Convert every line of the records below into a JSON list of strings, with one string per line and no blank lines. Leave the pictures out of your answer.

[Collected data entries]
=-=-=-=-=

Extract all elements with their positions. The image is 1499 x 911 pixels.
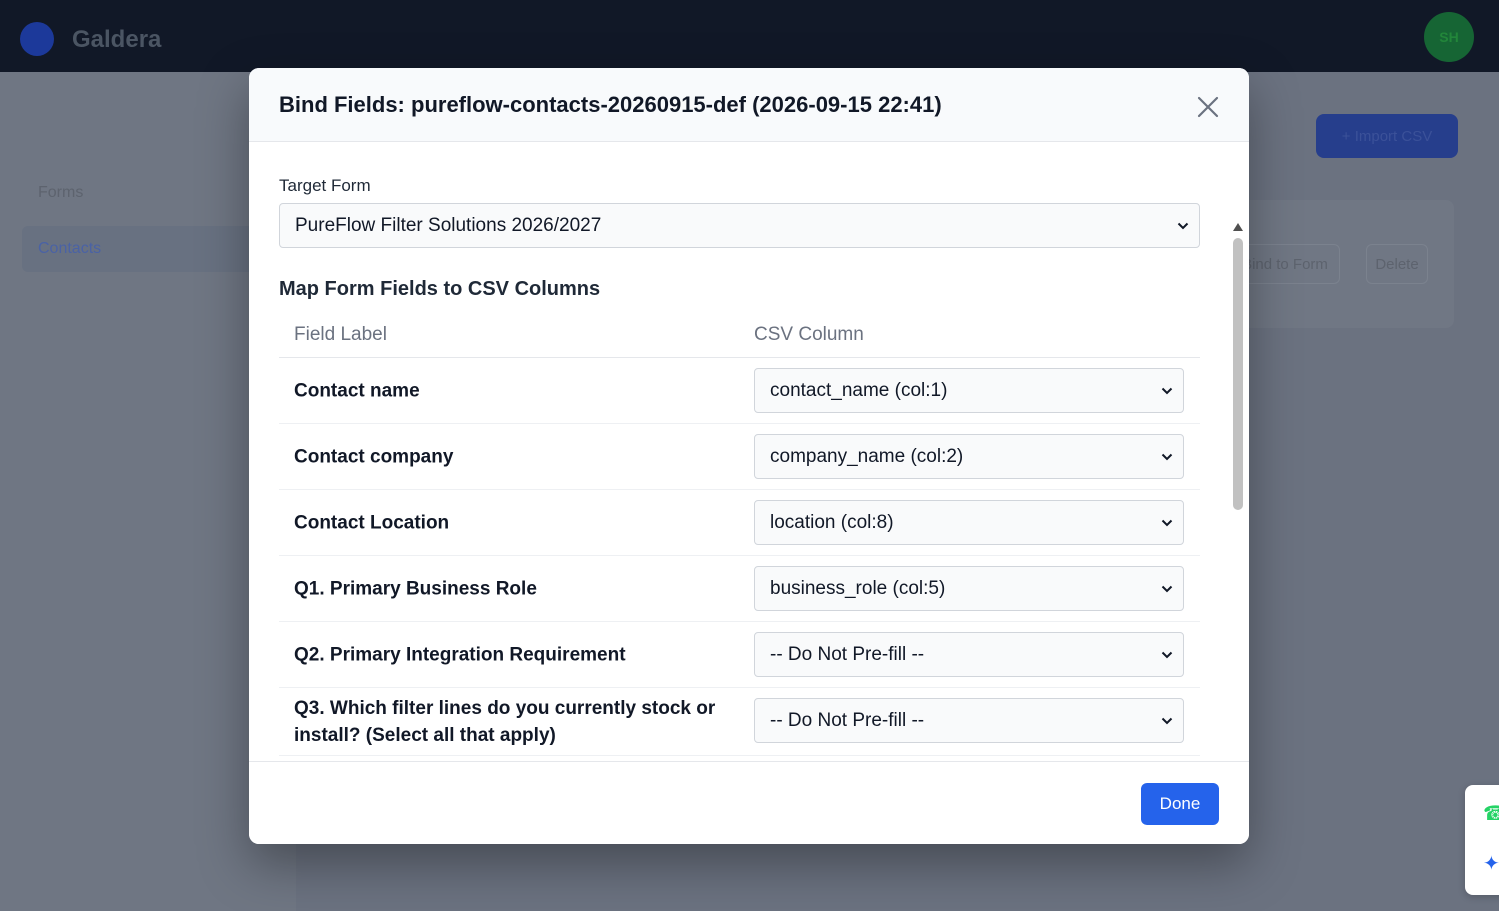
table-row: Q2. Primary Integration Requirement -- D… [279, 622, 1200, 688]
csv-column-value: contact_name (col:1) [770, 379, 948, 401]
row-field-label: Q1. Primary Business Role [294, 578, 537, 599]
target-form-value: PureFlow Filter Solutions 2026/2027 [295, 214, 602, 236]
app-header: Galdera SH [0, 0, 1499, 72]
row-field-label: Contact Location [294, 512, 450, 533]
chevron-down-icon [1161, 453, 1173, 460]
chevron-down-icon [1161, 717, 1173, 724]
chevron-down-icon [1161, 387, 1173, 394]
csv-column-value: -- Do Not Pre-fill -- [770, 709, 925, 731]
modal-scrollbar[interactable] [1231, 222, 1245, 761]
row-field-label: Q3. Which filter lines do you currently … [294, 697, 716, 746]
scroll-thumb[interactable] [1233, 238, 1243, 510]
csv-column-value: company_name (col:2) [770, 445, 964, 467]
field-mapping-table: Field Label CSV Column Contact name cont… [279, 312, 1200, 756]
scroll-up-arrow-icon[interactable] [1232, 222, 1244, 232]
bind-fields-modal: Bind Fields: pureflow-contacts-20260915-… [249, 68, 1249, 844]
close-icon [1197, 96, 1219, 118]
row-field-label: Contact name [294, 380, 420, 401]
table-row: Q1. Primary Business Role business_role … [279, 556, 1200, 622]
table-row: Q3. Which filter lines do you currently … [279, 688, 1200, 756]
modal-title: Bind Fields: pureflow-contacts-20260915-… [279, 92, 942, 117]
done-button[interactable]: Done [1141, 783, 1219, 825]
avatar: SH [1424, 12, 1474, 62]
csv-column-select[interactable]: location (col:8) [754, 500, 1184, 545]
floating-widget: ☎ ✦ [1465, 785, 1499, 895]
section-title: Map Form Fields to CSV Columns [279, 278, 601, 300]
csv-column-select[interactable]: -- Do Not Pre-fill -- [754, 632, 1184, 677]
chevron-down-icon [1161, 651, 1173, 658]
table-row: Contact company company_name (col:2) [279, 424, 1200, 490]
table-row: Contact Location location (col:8) [279, 490, 1200, 556]
brand-logo-icon [20, 22, 54, 56]
brand-name: Galdera [72, 26, 162, 53]
modal-body: Target Form PureFlow Filter Solutions 20… [249, 142, 1249, 761]
whatsapp-icon[interactable]: ☎ [1483, 801, 1499, 826]
csv-column-select[interactable]: company_name (col:2) [754, 434, 1184, 479]
csv-column-value: -- Do Not Pre-fill -- [770, 643, 925, 665]
csv-column-select[interactable]: business_role (col:5) [754, 566, 1184, 611]
sidebar-item-forms: Forms [38, 184, 84, 201]
csv-column-select[interactable]: contact_name (col:1) [754, 368, 1184, 413]
target-form-select[interactable]: PureFlow Filter Solutions 2026/2027 [279, 203, 1200, 248]
chevron-down-icon [1161, 519, 1173, 526]
sparkle-icon[interactable]: ✦ [1483, 851, 1499, 876]
row-field-label: Q2. Primary Integration Requirement [294, 644, 626, 665]
csv-column-value: location (col:8) [770, 511, 894, 533]
import-csv-button: + Import CSV [1316, 114, 1458, 158]
close-button[interactable] [1193, 92, 1223, 122]
row-field-label: Contact company [294, 446, 454, 467]
sidebar-item-contacts: Contacts [22, 226, 272, 272]
header-field-label: Field Label [294, 324, 387, 345]
modal-header: Bind Fields: pureflow-contacts-20260915-… [249, 68, 1249, 142]
table-header: Field Label CSV Column [279, 312, 1200, 358]
chevron-down-icon [1161, 585, 1173, 592]
header-csv-column: CSV Column [754, 324, 864, 345]
csv-column-value: business_role (col:5) [770, 577, 946, 599]
modal-footer: Done [249, 761, 1249, 844]
delete-button: Delete [1366, 244, 1428, 284]
chevron-down-icon [1177, 222, 1189, 229]
target-form-label: Target Form [279, 176, 371, 195]
table-row: Contact name contact_name (col:1) [279, 358, 1200, 424]
csv-column-select[interactable]: -- Do Not Pre-fill -- [754, 698, 1184, 743]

=-=-=-=-=

### WRITTEN ANSWER
[
  "Extract all elements with their positions. The image is 1499 x 911 pixels.",
  "table-row: Q2. Primary Integration Requirement -- D… [279, 622, 1200, 688]",
  "csv-column-value: contact_name (col:1) [770, 379, 948, 401]",
  "row-field-label: Q1. Primary Business Role [294, 578, 537, 599]",
  "target-form-value: PureFlow Filter Solutions 2026/2027 [295, 214, 602, 236]",
  "app-header: Galdera SH [0, 0, 1499, 72]",
  "row-field-label: Contact Location [294, 512, 450, 533]",
  "chevron-down-icon [1161, 453, 1173, 460]",
  "chevron-down-icon [1161, 717, 1173, 724]",
  "chevron-down-icon [1161, 387, 1173, 394]",
  "csv-column-value: -- Do Not Pre-fill -- [770, 709, 925, 731]",
  "modal-scrollbar[interactable] [1231, 222, 1245, 761]",
  "row-field-label: Q3. Which filter lines do you currently … [294, 697, 716, 746]",
  "scroll-thumb[interactable] [1233, 238, 1243, 510]",
  "csv-column-value: company_name (col:2) [770, 445, 964, 467]",
  "field-mapping-table: Field Label CSV Column Contact name cont… [279, 312, 1200, 756]",
  "scroll-up-arrow-icon[interactable] [1232, 222, 1244, 232]",
  "bind-fields-modal: Bind Fields: pureflow-contacts-20260915-… [249, 68, 1249, 844]",
  "close-icon [1197, 96, 1219, 118]",
  "row-field-label: Contact name [294, 380, 420, 401]",
  "table-row: Q1. Primary Business Role business_role … [279, 556, 1200, 622]",
  "table-row: Q3. Which filter lines do you currently … [279, 688, 1200, 756]",
  "modal-title: Bind Fields: pureflow-contacts-20260915-… [279, 92, 942, 117]",
  "done-button[interactable]: Done [1141, 783, 1219, 825]",
  "avatar: SH [1424, 12, 1474, 62]",
  "csv-column-select[interactable]: location (col:8) [754, 500, 1184, 545]",
  "floating-widget: ☎ ✦ [1465, 785, 1499, 895]",
  "section-title: Map Form Fields to CSV Columns [279, 278, 601, 300]",
  "csv-column-select[interactable]: -- Do Not Pre-fill -- [754, 632, 1184, 677]",
  "chevron-down-icon [1161, 651, 1173, 658]",
  "table-row: Contact company company_name (col:2) [279, 424, 1200, 490]",
  "table-row: Contact Location location (col:8) [279, 490, 1200, 556]",
  "brand-logo-icon [20, 22, 54, 56]",
  "brand-name: Galdera [72, 26, 162, 53]",
  "modal-body: Target Form PureFlow Filter Solutions 20… [249, 142, 1249, 761]",
  "whatsapp-icon[interactable]: ☎ [1483, 801, 1499, 826]",
  "csv-column-select[interactable]: company_name (col:2) [754, 434, 1184, 479]",
  "csv-column-value: -- Do Not Pre-fill -- [770, 643, 925, 665]",
  "csv-column-select[interactable]: business_role (col:5) [754, 566, 1184, 611]",
  "sidebar-item-forms: Forms [38, 184, 84, 201]",
  "csv-column-select[interactable]: contact_name (col:1) [754, 368, 1184, 413]",
  "target-form-select[interactable]: PureFlow Filter Solutions 2026/2027 [279, 203, 1200, 248]",
  "chevron-down-icon [1161, 519, 1173, 526]",
  "sparkle-icon[interactable]: ✦ [1483, 851, 1499, 876]",
  "row-field-label: Q2. Primary Integration Requirement [294, 644, 626, 665]",
  "csv-column-value: location (col:8) [770, 511, 894, 533]",
  "import-csv-button: + Import CSV [1316, 114, 1458, 158]",
  "close-button[interactable] [1193, 92, 1223, 122]",
  "row-field-label: Contact company [294, 446, 454, 467]",
  "sidebar-item-contacts: Contacts [22, 226, 272, 272]",
  "header-field-label: Field Label [294, 324, 387, 345]",
  "modal-header: Bind Fields: pureflow-contacts-20260915-… [249, 68, 1249, 142]",
  "table-header: Field Label CSV Column [279, 312, 1200, 358]",
  "chevron-down-icon [1161, 585, 1173, 592]",
  "header-csv-column: CSV Column [754, 324, 864, 345]",
  "csv-column-value: business_role (col:5) [770, 577, 946, 599]",
  "modal-footer: Done [249, 761, 1249, 844]",
  "delete-button: Delete [1366, 244, 1428, 284]",
  "chevron-down-icon [1177, 222, 1189, 229]",
  "target-form-label: Target Form [279, 176, 371, 195]",
  "table-row: Contact name contact_name (col:1) [279, 358, 1200, 424]",
  "csv-column-select[interactable]: -- Do Not Pre-fill -- [754, 698, 1184, 743]"
]